>> begin DATA LISTING
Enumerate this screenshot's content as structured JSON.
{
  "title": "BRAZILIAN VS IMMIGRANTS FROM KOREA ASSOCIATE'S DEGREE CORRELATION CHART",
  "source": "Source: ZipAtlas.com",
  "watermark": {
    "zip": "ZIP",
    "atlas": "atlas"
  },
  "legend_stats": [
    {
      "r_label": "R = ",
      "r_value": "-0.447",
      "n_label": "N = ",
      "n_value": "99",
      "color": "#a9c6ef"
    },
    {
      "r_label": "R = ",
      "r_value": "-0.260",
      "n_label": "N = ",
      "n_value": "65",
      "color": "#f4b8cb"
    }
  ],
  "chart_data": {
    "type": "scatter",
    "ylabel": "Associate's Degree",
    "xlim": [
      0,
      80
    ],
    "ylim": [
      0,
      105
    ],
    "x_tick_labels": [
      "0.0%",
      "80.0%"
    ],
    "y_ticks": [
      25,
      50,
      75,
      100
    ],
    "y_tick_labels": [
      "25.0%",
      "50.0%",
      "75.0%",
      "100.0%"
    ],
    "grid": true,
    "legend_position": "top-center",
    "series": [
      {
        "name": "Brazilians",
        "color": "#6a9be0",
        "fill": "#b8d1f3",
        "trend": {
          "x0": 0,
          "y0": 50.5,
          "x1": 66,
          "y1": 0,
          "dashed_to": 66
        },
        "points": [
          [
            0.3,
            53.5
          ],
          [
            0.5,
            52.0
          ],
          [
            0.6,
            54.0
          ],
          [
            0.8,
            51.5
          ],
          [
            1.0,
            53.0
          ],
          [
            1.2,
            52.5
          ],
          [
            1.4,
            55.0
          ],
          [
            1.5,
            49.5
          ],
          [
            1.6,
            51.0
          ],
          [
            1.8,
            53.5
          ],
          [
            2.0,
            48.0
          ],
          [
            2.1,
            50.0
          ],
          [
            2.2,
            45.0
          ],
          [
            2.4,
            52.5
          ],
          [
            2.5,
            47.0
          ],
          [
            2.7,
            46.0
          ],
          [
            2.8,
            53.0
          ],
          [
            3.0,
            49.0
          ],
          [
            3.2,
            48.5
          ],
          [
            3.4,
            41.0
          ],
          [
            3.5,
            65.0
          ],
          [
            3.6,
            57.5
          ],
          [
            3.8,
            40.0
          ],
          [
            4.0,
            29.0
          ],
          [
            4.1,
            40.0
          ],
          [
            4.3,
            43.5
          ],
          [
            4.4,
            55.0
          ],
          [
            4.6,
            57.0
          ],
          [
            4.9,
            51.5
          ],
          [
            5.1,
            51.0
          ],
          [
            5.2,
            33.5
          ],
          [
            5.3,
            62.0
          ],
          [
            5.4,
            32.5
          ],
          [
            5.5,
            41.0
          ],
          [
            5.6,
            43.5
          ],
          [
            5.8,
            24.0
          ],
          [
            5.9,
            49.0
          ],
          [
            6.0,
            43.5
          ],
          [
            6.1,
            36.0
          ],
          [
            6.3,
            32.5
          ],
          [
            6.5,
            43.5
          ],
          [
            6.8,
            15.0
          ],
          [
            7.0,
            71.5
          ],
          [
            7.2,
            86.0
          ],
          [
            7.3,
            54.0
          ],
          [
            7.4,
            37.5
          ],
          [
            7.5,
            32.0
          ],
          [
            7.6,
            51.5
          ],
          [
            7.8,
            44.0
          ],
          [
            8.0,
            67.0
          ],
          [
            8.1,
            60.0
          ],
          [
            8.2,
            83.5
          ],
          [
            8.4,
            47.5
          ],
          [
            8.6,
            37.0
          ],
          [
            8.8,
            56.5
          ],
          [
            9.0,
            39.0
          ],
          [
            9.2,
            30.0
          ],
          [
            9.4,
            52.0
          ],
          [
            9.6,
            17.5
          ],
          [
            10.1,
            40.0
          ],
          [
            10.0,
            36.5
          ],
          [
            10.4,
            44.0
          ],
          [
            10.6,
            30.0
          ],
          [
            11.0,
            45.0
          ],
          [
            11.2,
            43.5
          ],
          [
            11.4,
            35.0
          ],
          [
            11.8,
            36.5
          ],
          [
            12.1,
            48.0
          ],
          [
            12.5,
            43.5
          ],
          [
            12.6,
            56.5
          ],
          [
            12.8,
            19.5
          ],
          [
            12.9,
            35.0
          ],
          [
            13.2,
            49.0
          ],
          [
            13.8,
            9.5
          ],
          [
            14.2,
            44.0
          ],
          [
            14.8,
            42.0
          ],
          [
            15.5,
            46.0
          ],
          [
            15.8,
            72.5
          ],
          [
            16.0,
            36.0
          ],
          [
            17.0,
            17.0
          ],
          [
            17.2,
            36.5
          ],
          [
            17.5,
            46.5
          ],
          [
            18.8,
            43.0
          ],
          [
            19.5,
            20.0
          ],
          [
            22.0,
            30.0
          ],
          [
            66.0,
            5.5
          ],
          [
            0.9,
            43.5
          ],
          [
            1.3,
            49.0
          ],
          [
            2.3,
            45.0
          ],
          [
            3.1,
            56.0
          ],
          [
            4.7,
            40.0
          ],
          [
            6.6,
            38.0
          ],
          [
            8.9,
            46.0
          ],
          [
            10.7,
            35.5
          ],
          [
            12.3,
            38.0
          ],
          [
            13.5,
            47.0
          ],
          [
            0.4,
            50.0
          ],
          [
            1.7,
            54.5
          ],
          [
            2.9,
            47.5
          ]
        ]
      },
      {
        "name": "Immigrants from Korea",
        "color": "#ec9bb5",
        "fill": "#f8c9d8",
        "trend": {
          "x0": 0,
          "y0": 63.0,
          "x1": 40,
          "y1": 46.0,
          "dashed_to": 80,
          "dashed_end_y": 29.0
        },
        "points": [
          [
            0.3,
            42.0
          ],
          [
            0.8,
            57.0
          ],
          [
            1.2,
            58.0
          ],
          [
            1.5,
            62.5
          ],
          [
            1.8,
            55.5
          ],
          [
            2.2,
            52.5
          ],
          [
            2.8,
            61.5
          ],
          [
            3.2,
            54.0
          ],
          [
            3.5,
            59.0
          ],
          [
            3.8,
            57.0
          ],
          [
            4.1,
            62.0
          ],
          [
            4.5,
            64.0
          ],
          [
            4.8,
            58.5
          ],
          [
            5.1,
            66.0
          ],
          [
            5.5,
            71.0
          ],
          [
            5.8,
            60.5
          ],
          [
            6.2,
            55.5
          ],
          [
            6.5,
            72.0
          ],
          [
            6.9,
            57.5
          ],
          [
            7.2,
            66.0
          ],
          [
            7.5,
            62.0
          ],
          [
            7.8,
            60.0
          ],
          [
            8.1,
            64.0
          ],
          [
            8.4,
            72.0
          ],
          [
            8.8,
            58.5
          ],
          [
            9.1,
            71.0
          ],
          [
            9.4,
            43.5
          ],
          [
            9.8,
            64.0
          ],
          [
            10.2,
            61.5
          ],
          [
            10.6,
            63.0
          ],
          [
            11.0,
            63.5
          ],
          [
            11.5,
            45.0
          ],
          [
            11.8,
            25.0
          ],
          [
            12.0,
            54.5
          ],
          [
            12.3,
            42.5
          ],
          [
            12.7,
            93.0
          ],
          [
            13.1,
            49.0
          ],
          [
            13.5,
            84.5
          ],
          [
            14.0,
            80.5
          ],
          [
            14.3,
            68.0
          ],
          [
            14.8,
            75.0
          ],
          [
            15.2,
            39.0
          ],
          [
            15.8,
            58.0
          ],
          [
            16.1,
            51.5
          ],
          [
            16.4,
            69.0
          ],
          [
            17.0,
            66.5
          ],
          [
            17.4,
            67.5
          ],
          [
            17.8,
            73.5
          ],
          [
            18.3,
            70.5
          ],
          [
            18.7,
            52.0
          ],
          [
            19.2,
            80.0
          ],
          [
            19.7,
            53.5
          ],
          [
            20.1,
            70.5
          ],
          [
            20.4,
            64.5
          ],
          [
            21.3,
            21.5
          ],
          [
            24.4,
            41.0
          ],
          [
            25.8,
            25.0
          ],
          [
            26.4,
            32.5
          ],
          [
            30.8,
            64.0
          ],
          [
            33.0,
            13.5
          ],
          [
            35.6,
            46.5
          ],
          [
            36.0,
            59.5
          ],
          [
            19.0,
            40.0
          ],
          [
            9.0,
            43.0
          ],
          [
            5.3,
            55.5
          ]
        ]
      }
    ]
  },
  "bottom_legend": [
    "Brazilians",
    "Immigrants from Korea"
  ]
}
>> end DATA LISTING
• [STATED PROBLEM]
State the number of lines in the records that contain the string "name", and nothing more.

• [ANSWER FOR THE TASK]
2